[Extracted records]
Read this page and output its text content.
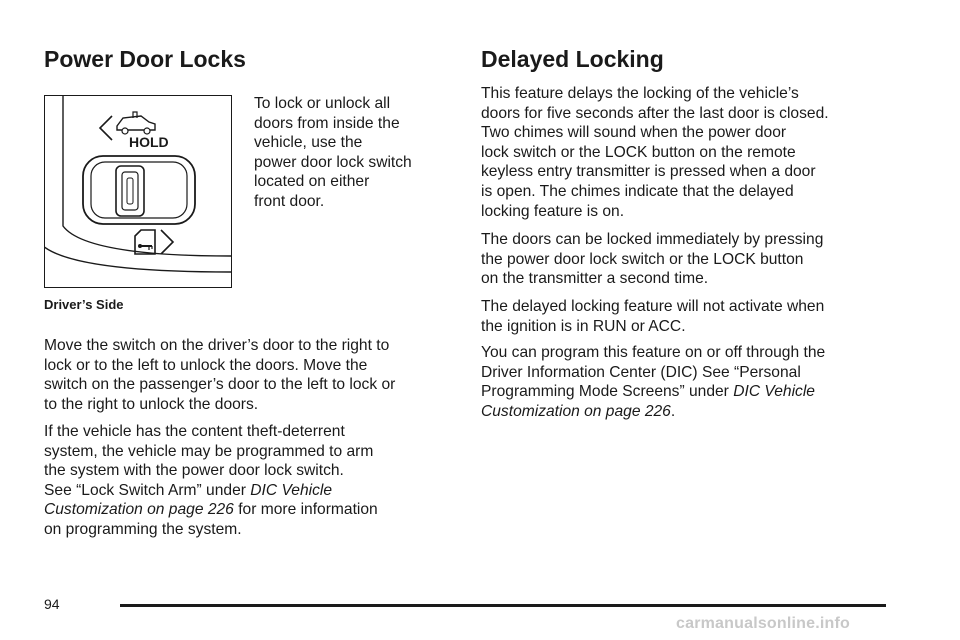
Power Door Locks
HOLD

Driver’s Side

To lock or unlock all
doors from inside the
vehicle, use the
power door lock switch
located on either
front door.

Move the switch on the driver’s door to the right to
lock or to the left to unlock the doors. Move the
switch on the passenger’s door to the left to lock or
to the right to unlock the doors.

If the vehicle has the content theft-deterrent
system, the vehicle may be programmed to arm
the system with the power door lock switch.
See “Lock Switch Arm” under DIC Vehicle
Customization on page 226 for more information
on programming the system.

Delayed Locking

This feature delays the locking of the vehicle’s
doors for five seconds after the last door is closed.
Two chimes will sound when the power door
lock switch or the LOCK button on the remote
keyless entry transmitter is pressed when a door
is open. The chimes indicate that the delayed
locking feature is on.

The doors can be locked immediately by pressing
the power door lock switch or the LOCK button
on the transmitter a second time.

The delayed locking feature will not activate when
the ignition is in RUN or ACC.

You can program this feature on or off through the
Driver Information Center (DIC) See “Personal
Programming Mode Screens” under DIC Vehicle
Customization on page 226.

94

carmanualsonline.info
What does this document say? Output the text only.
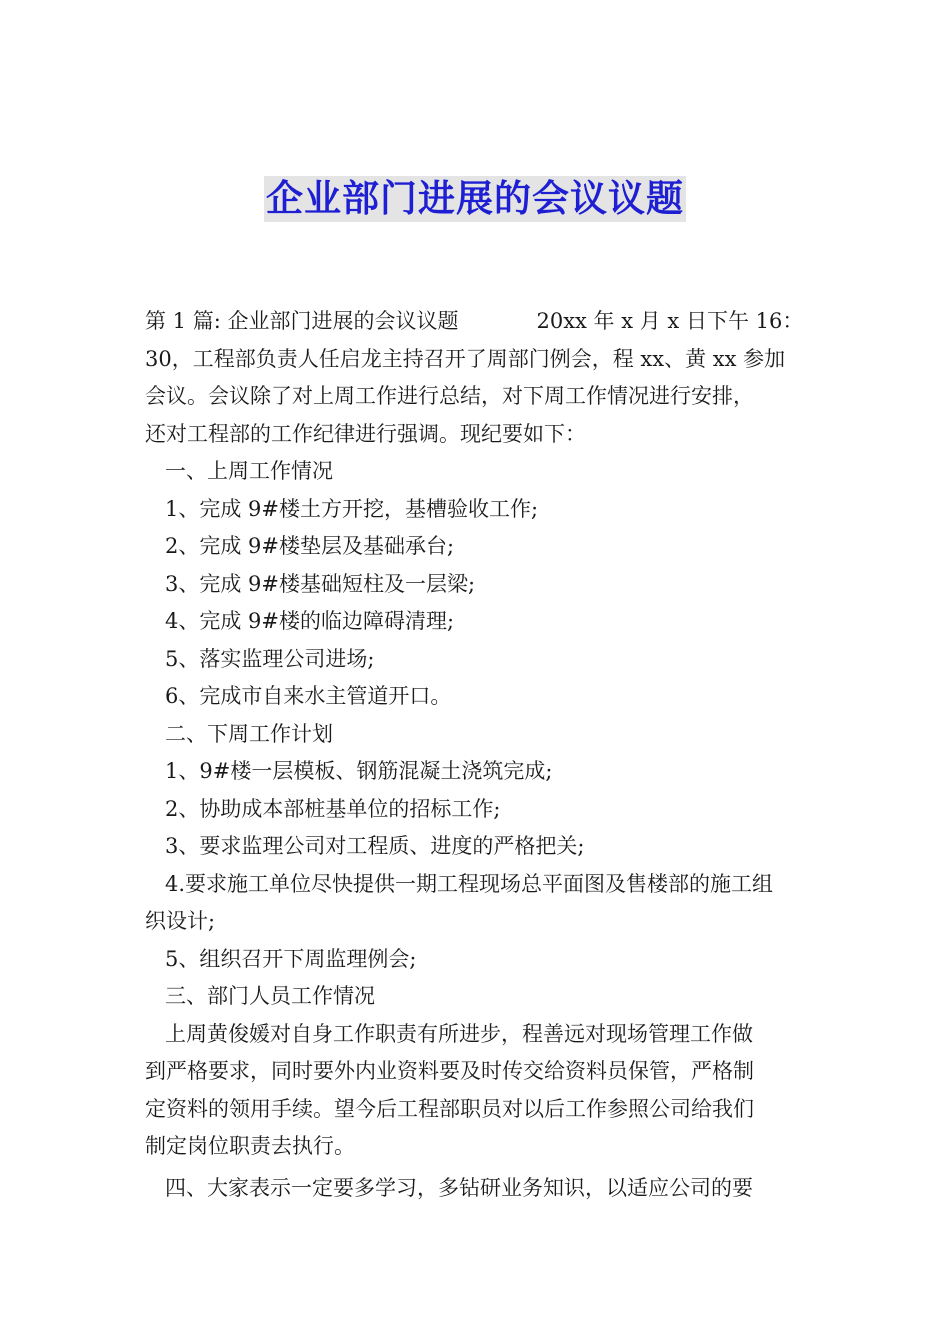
企业部门进展的会议议题
第 1 篇: 企业部门进展的会议议题	20xx 年 x 月 x 日下午 16：
30，工程部负责人任启龙主持召开了周部门例会，程 xx、黄 xx 参加
会议。会议除了对上周工作进行总结，对下周工作情况进行安排，
还对工程部的工作纪律进行强调。现纪要如下：
一、上周工作情况
1、完成 9#楼土方开挖，基槽验收工作;
2、完成 9#楼垫层及基础承台;
3、完成 9#楼基础短柱及一层梁;
4、完成 9#楼的临边障碍清理;
5、落实监理公司进场;
6、完成市自来水主管道开口。
二、下周工作计划
1、9#楼一层模板、钢筋混凝土浇筑完成;
2、协助成本部桩基单位的招标工作;
3、要求监理公司对工程质、进度的严格把关;
4.要求施工单位尽快提供一期工程现场总平面图及售楼部的施工组
织设计;
5、组织召开下周监理例会;
三、部门人员工作情况
上周黄俊媛对自身工作职责有所进步，程善远对现场管理工作做
到严格要求，同时要外内业资料要及时传交给资料员保管，严格制
定资料的领用手续。望今后工程部职员对以后工作参照公司给我们
制定岗位职责去执行。
四、大家表示一定要多学习，多钻研业务知识，以适应公司的要
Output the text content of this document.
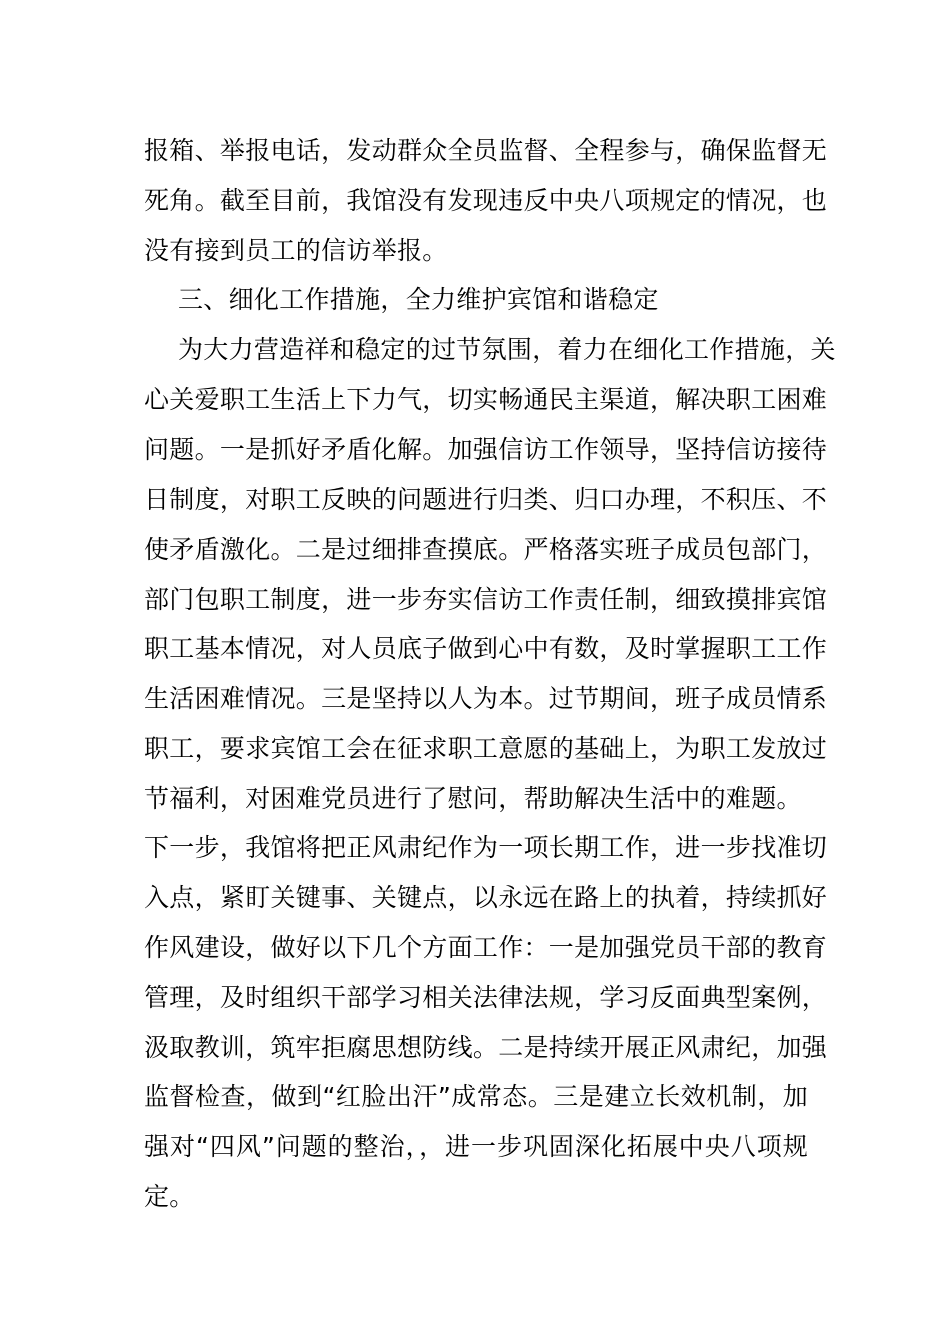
报箱、举报电话，发动群众全员监督、全程参与，确保监督无
死角。截至目前，我馆没有发现违反中央八项规定的情况，也
没有接到员工的信访举报。
三、细化工作措施，全力维护宾馆和谐稳定
为大力营造祥和稳定的过节氛围，着力在细化工作措施，关
心关爱职工生活上下力气，切实畅通民主渠道，解决职工困难
问题。一是抓好矛盾化解。加强信访工作领导，坚持信访接待
日制度，对职工反映的问题进行归类、归口办理，不积压、不
使矛盾激化。二是过细排查摸底。严格落实班子成员包部门，
部门包职工制度，进一步夯实信访工作责任制，细致摸排宾馆
职工基本情况，对人员底子做到心中有数，及时掌握职工工作
生活困难情况。三是坚持以人为本。过节期间，班子成员情系
职工，要求宾馆工会在征求职工意愿的基础上，为职工发放过
节福利，对困难党员进行了慰问，帮助解决生活中的难题。
下一步，我馆将把正风肃纪作为一项长期工作，进一步找准切
入点，紧盯关键事、关键点，以永远在路上的执着，持续抓好
作风建设，做好以下几个方面工作：一是加强党员干部的教育
管理，及时组织干部学习相关法律法规，学习反面典型案例，
汲取教训，筑牢拒腐思想防线。二是持续开展正风肃纪，加强
监督检查，做到“红脸出汗”成常态。三是建立长效机制，加
强对“四风”问题的整治，，进一步巩固深化拓展中央八项规
定。
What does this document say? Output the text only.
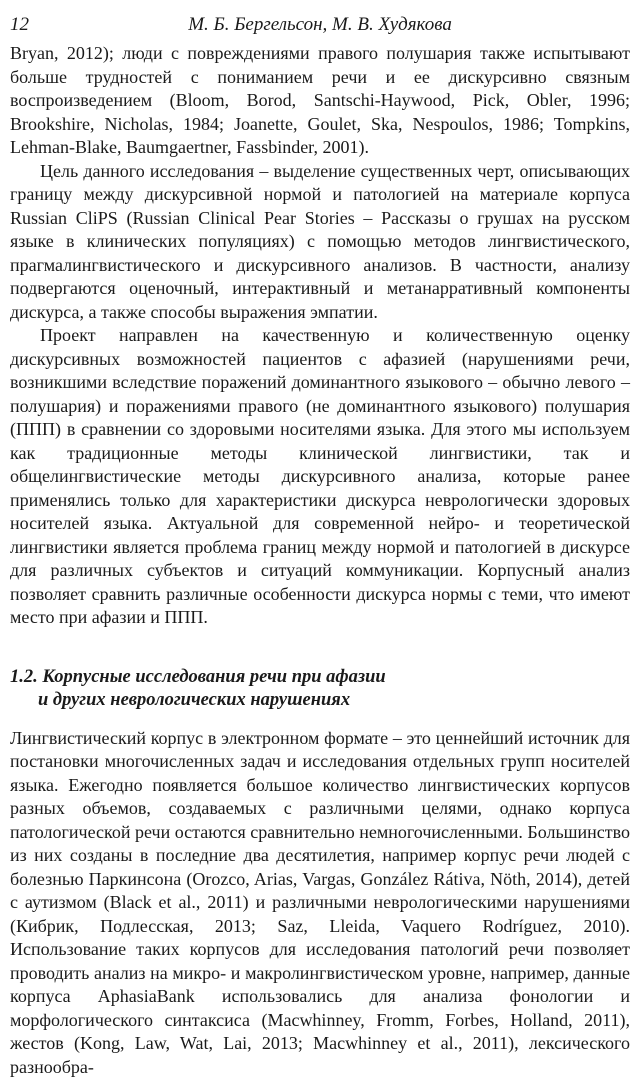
12	М. Б. Бергельсон, М. В. Худякова

Bryan, 2012); люди с повреждениями правого полушария также испытывают больше трудностей с пониманием речи и ее дискурсивно связным воспроизведением (Bloom, Borod, Santschi-Haywood, Pick, Obler, 1996; Brookshire, Nicholas, 1984; Joanette, Goulet, Ska, Nespoulos, 1986; Tompkins, Lehman-Blake, Baumgaertner, Fassbinder, 2001).

Цель данного исследования – выделение существенных черт, описывающих границу между дискурсивной нормой и патологией на материале корпуса Russian CliPS (Russian Clinical Pear Stories – Рассказы о грушах на русском языке в клинических популяциях) с помощью методов лингвистического, прагмалингвистического и дискурсивного анализов. В частности, анализу подвергаются оценочный, интерактивный и метанарративный компоненты дискурса, а также способы выражения эмпатии.

Проект направлен на качественную и количественную оценку дискурсивных возможностей пациентов с афазией (нарушениями речи, возникшими вследствие поражений доминантного языкового – обычно левого – полушария) и поражениями правого (не доминантного языкового) полушария (ППП) в сравнении со здоровыми носителями языка. Для этого мы используем как традиционные методы клинической лингвистики, так и общелингвистические методы дискурсивного анализа, которые ранее применялись только для характеристики дискурса неврологически здоровых носителей языка. Актуальной для современной нейро- и теоретической лингвистики является проблема границ между нормой и патологией в дискурсе для различных субъектов и ситуаций коммуникации. Корпусный анализ позволяет сравнить различные особенности дискурса нормы с теми, что имеют место при афазии и ППП.

1.2. Корпусные исследования речи при афазии
и других неврологических нарушениях

Лингвистический корпус в электронном формате – это ценнейший источник для постановки многочисленных задач и исследования отдельных групп носителей языка. Ежегодно появляется большое количество лингвистических корпусов разных объемов, создаваемых с различными целями, однако корпуса патологической речи остаются сравнительно немногочисленными. Большинство из них созданы в последние два десятилетия, например корпус речи людей с болезнью Паркинсона (Orozco, Arias, Vargas, González Rátiva, Nöth, 2014), детей с аутизмом (Black et al., 2011) и различными неврологическими нарушениями (Кибрик, Подлесская, 2013; Saz, Lleida, Vaquero Rodríguez, 2010). Использование таких корпусов для исследования патологий речи позволяет проводить анализ на микро- и макролингвистическом уровне, например, данные корпуса AphasiaBank использовались для анализа фонологии и морфологического синтаксиса (Macwhinney, Fromm, Forbes, Holland, 2011), жестов (Kong, Law, Wat, Lai, 2013; Macwhinney et al., 2011), лексического разнообра-
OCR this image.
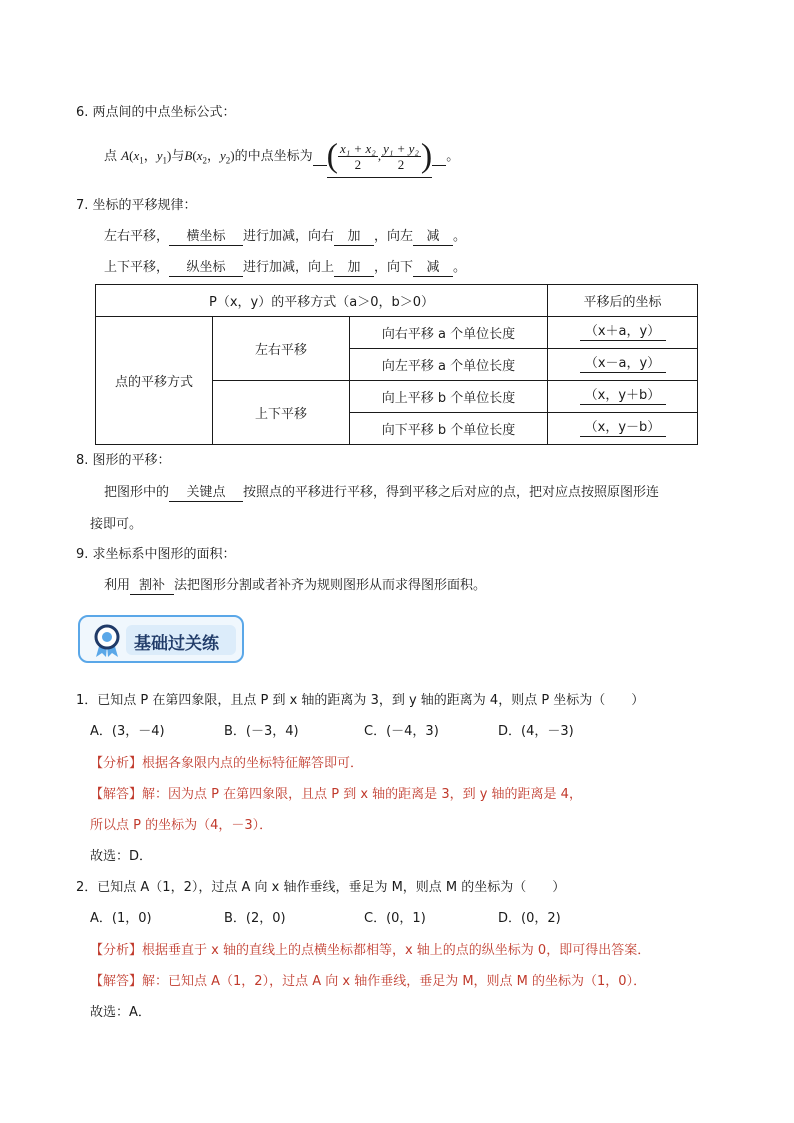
6. 两点间的中点坐标公式：
点 $A(x_1$，$y_1$)与$B(x_2$，$y_2$)的中点坐标为 ( $\frac{\text{x₁ + x₂}}{2}$ , $\frac{\text{y₁ + y₂}}{2}$ ) 。
7. 坐标的平移规律：
左右平移， 横坐标 进行加减，向右 加 ，向左 减 。
上下平移， 纵坐标 进行加减，向上 加 ，向下 减 。
P（x，y）的平移方式（a＞0，b＞0）			平移后的坐标
点的平移方式	左右平移	向右平移 a 个单位长度	（x＋a，y）
		向左平移 a 个单位长度	（x－a，y）
	上下平移	向上平移 b 个单位长度	（x，y＋b）
		向下平移 b 个单位长度	（x，y－b）
8. 图形的平移：
把图形中的 关键点 按照点的平移进行平移，得到平移之后对应的点，把对应点按照原图形连
接即可。
9. 求坐标系中图形的面积：
利用 割补 法把图形分割或者补齐为规则图形从而求得图形面积。
基础过关练
1．已知点 P 在第四象限，且点 P 到 x 轴的距离为 3，到 y 轴的距离为 4，则点 P 坐标为（　　）
A．(3，－4)	B．(－3，4)	C．(－4，3)	D．(4，－3)
【分析】根据各象限内点的坐标特征解答即可．
【解答】解：因为点 P 在第四象限，且点 P 到 x 轴的距离是 3，到 y 轴的距离是 4，
所以点 P 的坐标为（4，－3）．
故选：D．
2．已知点 A（1，2），过点 A 向 x 轴作垂线，垂足为 M，则点 M 的坐标为（　　）
A．(1，0)	B．(2，0)	C．(0，1)	D．(0，2)
【分析】根据垂直于 x 轴的直线上的点横坐标都相等，x 轴上的点的纵坐标为 0，即可得出答案．
【解答】解：已知点 A（1，2），过点 A 向 x 轴作垂线，垂足为 M，则点 M 的坐标为（1，0）．
故选：A．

Task to carry out:
Show every line of the records above that contains the word "афазии".

The result:
Проект направлен на качественную и количественную оценку дискурсивных возможностей пациентов с афазией (нарушениями речи, возникшими вследствие поражений доминантного языкового – обычно левого – полушария) и поражениями правого (не доминантного языкового) полушария (ППП) в сравнении со здоровыми носителями языка. Для этого мы используем как традиционные методы клинической лингвистики, так и общелингвистические методы дискурсивного анализа, которые ранее применялись только для характеристики дискурса неврологически здоровых носителей языка. Актуальной для современной нейро- и теоретической лингвистики является проблема границ между нормой и патологией в дискурсе для различных субъектов и ситуаций коммуникации. Корпусный анализ позволяет сравнить различные особенности дискурса нормы с теми, что имеют место при афазии и ППП.
1.2. Корпусные исследования речи при афазии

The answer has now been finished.